Task details.
Every line containing the string "title" should be returned from the records.

Dataset records.
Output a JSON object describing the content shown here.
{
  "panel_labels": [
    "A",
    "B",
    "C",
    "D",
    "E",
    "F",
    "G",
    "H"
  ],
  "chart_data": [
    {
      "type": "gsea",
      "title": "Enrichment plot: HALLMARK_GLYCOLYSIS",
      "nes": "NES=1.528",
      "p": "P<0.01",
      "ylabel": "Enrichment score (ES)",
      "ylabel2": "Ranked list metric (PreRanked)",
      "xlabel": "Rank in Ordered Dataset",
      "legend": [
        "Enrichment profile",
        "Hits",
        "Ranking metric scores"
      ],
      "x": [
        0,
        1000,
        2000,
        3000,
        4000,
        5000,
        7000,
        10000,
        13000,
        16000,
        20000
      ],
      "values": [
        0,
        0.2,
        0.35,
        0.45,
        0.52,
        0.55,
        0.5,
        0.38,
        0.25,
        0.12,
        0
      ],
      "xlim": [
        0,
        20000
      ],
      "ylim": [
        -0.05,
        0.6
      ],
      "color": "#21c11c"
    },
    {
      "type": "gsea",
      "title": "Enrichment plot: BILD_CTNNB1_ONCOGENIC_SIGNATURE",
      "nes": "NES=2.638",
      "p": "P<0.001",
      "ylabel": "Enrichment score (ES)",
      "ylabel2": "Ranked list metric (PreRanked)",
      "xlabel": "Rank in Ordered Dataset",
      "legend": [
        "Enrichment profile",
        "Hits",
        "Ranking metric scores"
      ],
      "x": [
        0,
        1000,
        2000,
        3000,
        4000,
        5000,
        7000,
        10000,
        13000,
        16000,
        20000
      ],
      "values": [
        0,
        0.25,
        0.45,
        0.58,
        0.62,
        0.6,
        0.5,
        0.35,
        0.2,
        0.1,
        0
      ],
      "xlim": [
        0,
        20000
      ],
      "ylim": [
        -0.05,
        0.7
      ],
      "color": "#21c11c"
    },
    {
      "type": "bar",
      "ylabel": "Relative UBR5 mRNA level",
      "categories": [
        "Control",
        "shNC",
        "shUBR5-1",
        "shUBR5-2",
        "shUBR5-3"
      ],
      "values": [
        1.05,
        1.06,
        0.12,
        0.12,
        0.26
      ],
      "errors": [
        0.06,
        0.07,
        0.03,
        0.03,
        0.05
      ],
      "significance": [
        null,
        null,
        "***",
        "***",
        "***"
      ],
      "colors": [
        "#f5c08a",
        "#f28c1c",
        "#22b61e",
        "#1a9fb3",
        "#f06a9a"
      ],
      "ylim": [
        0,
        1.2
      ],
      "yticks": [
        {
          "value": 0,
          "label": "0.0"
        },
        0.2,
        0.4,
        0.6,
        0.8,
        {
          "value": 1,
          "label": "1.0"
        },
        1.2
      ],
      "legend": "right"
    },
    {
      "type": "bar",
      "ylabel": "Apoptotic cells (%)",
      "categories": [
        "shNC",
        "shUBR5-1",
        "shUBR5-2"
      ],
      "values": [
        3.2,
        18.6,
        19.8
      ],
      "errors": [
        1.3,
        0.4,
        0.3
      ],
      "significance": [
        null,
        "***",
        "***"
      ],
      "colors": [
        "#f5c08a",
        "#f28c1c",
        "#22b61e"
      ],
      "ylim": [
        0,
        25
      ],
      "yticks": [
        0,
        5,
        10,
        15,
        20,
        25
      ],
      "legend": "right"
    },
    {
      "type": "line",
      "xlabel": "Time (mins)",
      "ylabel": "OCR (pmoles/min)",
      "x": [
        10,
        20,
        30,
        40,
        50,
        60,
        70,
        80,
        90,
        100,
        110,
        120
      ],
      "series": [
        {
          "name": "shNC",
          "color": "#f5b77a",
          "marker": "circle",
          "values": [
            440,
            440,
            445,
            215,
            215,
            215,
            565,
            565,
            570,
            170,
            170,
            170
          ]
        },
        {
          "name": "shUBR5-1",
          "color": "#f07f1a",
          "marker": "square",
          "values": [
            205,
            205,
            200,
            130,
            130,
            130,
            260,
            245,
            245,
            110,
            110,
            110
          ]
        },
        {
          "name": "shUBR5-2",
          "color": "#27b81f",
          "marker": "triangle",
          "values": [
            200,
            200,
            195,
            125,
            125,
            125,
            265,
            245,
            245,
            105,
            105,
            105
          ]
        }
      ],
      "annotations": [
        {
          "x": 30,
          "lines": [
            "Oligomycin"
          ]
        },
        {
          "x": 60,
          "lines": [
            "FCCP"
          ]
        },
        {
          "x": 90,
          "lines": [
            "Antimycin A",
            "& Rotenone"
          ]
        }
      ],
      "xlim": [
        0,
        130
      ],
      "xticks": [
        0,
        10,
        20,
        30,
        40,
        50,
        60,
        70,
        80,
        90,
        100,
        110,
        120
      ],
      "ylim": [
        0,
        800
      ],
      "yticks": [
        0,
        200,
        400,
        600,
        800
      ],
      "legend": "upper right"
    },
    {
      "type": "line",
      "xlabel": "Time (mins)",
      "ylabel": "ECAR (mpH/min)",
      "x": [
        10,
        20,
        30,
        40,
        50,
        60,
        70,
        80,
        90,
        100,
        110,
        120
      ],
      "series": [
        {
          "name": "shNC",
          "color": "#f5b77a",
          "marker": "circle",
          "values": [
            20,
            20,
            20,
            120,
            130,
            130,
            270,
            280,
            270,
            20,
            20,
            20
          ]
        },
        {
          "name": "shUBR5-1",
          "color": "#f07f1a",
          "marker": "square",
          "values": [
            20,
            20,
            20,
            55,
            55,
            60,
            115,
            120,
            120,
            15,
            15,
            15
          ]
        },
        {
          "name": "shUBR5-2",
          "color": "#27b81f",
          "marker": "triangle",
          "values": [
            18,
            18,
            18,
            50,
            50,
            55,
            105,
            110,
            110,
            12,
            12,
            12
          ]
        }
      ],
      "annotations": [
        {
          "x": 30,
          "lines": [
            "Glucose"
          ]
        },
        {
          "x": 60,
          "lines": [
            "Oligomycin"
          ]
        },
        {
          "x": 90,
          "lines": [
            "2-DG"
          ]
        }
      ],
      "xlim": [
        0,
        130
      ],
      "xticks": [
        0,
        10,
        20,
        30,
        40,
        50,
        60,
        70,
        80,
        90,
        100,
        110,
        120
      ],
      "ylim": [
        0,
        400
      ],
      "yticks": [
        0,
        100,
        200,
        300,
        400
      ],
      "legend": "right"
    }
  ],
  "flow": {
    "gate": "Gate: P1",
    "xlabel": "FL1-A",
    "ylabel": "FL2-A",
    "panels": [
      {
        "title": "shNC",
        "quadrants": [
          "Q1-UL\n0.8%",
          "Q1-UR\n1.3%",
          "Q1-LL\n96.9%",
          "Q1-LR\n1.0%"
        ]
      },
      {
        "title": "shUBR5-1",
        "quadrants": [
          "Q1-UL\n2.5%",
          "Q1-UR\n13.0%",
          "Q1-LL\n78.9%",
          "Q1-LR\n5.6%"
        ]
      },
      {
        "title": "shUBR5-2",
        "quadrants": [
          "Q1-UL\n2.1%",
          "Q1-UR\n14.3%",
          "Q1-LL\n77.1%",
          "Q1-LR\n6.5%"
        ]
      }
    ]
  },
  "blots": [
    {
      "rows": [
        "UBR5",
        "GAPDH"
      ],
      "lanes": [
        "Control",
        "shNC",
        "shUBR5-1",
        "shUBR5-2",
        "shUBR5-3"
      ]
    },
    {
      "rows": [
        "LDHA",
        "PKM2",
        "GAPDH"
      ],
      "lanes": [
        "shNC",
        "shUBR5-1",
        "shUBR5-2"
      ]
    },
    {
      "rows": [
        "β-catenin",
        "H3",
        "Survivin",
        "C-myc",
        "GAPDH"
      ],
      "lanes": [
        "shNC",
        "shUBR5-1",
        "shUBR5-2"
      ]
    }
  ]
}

Final answer.
      "title": "Enrichment plot: HALLMARK_GLYCOLYSIS",
      "title": "Enrichment plot: BILD_CTNNB1_ONCOGENIC_SIGNATURE",
        "title": "shNC",
        "title": "shUBR5-1",
        "title": "shUBR5-2",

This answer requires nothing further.